### Your assignment
Which lines of the entries below contain the string "rich"? Copy each one.

### Figure content listings
..........
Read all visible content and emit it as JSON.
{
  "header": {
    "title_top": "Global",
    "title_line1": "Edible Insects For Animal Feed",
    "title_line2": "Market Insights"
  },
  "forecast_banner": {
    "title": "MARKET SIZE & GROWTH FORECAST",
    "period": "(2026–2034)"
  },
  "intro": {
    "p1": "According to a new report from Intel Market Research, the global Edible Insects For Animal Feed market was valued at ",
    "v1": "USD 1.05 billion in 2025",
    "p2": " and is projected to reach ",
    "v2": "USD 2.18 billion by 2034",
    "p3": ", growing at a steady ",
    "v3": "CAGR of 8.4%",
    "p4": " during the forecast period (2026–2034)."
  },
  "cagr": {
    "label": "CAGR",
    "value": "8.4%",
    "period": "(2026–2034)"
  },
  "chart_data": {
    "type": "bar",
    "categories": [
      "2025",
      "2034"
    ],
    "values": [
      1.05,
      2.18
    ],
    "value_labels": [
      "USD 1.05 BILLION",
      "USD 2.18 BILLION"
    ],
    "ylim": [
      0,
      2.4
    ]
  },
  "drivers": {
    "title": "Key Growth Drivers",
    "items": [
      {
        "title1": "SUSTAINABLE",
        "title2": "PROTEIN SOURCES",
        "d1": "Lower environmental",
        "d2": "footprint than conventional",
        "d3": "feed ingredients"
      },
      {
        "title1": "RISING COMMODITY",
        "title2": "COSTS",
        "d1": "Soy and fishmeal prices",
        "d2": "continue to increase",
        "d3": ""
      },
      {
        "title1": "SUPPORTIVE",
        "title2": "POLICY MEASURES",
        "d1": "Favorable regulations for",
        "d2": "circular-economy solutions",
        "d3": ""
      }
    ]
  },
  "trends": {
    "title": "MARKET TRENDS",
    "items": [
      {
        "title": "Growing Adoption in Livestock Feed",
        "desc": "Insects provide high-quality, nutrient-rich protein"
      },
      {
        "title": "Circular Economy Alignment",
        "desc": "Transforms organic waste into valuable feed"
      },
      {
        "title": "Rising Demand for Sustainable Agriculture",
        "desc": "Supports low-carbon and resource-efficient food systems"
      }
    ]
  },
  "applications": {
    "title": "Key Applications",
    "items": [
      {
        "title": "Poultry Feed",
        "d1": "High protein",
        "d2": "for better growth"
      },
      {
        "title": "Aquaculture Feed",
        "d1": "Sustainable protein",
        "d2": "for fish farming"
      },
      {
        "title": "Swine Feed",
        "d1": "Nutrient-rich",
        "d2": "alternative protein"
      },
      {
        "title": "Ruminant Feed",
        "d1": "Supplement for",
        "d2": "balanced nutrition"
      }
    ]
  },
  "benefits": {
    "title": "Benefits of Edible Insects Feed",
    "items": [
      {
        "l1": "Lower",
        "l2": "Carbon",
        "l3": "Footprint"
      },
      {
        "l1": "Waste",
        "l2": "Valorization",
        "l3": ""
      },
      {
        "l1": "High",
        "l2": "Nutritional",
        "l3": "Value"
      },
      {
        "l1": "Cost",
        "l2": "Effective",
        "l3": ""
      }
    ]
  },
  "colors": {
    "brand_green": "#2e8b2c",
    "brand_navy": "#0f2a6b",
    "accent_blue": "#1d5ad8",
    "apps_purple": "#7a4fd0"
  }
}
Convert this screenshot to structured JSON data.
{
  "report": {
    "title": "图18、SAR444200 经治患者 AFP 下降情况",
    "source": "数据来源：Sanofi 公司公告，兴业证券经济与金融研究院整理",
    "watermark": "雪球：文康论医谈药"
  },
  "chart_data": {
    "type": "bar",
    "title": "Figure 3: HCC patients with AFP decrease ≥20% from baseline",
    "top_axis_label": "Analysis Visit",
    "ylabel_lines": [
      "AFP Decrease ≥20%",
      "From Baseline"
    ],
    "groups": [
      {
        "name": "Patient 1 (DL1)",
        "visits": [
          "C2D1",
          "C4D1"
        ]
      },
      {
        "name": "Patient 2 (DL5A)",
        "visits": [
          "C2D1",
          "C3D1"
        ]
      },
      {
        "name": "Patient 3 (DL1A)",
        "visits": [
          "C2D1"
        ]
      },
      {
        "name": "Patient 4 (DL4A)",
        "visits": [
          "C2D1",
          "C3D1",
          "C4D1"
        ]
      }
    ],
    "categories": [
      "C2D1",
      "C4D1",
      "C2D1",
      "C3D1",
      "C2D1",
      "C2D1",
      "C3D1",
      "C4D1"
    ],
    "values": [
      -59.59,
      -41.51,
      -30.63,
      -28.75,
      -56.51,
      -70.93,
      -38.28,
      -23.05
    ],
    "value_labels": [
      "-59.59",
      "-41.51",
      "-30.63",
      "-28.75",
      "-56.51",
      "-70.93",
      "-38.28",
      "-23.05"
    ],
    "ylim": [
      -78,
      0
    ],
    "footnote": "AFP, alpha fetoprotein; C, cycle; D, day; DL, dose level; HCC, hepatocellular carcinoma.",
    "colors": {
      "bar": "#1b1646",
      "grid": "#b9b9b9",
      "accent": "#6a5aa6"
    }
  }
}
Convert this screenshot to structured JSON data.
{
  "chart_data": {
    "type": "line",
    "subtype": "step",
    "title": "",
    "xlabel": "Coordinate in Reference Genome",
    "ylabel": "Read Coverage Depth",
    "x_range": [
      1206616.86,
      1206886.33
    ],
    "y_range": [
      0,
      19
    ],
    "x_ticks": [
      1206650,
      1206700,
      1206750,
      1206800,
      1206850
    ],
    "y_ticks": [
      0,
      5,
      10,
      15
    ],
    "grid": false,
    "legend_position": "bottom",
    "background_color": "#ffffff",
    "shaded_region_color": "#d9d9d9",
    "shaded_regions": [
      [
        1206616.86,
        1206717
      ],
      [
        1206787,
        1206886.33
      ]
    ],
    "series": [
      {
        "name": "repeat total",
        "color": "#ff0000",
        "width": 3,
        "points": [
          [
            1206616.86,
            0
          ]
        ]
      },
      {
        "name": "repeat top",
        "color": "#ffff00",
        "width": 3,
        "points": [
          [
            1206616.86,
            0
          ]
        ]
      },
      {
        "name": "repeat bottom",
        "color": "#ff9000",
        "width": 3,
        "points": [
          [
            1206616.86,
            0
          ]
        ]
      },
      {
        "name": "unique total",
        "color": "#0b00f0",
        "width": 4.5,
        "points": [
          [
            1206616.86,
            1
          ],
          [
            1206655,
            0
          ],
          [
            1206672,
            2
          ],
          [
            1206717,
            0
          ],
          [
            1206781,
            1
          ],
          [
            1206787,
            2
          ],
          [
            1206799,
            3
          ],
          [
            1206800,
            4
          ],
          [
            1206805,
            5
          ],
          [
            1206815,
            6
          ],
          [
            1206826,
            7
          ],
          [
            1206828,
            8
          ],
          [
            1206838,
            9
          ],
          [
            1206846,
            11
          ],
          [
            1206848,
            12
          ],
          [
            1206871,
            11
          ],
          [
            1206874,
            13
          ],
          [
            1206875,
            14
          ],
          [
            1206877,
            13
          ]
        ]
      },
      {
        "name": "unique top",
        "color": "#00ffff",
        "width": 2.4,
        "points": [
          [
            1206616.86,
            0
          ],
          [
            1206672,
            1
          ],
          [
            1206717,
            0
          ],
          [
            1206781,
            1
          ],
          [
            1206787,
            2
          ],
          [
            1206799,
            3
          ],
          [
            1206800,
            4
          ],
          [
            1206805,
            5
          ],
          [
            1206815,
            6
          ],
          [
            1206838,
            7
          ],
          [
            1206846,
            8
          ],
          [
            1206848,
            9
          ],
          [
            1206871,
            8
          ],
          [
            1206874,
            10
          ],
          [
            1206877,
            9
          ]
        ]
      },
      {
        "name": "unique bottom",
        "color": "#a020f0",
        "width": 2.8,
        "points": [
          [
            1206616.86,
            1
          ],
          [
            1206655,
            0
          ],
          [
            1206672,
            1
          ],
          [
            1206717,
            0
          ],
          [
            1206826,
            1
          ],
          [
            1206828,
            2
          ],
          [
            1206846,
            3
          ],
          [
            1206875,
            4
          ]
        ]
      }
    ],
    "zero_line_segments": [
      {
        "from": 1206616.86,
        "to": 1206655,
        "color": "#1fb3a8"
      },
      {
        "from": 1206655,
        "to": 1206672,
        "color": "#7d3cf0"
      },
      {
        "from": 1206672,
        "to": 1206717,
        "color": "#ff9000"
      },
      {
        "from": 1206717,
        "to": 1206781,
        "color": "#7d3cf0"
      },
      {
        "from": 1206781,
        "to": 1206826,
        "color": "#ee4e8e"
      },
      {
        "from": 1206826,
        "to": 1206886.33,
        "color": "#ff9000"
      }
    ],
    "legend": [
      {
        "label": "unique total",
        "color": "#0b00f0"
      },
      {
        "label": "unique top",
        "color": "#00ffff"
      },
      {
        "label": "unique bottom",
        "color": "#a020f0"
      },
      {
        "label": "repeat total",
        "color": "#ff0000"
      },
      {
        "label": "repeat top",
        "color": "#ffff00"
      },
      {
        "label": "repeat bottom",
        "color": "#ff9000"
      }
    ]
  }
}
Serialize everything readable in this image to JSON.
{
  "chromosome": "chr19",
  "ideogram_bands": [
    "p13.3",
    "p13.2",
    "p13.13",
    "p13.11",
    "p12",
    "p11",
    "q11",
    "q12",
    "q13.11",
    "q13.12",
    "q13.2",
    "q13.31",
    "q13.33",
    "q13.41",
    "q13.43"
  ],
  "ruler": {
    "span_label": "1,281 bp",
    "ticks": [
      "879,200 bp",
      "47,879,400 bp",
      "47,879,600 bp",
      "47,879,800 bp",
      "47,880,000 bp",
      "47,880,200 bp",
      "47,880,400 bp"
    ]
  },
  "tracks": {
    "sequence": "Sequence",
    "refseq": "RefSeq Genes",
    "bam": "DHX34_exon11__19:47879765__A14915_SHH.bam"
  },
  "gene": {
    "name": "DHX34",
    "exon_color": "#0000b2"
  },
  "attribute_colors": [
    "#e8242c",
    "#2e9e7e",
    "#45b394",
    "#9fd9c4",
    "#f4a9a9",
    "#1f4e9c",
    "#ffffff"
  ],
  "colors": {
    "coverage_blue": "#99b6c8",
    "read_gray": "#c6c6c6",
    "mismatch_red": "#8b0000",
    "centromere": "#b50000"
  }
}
..........
### Your response
        "desc": "Insects provide high-quality, nutrient-rich protein"
        "d1": "Nutrient-rich",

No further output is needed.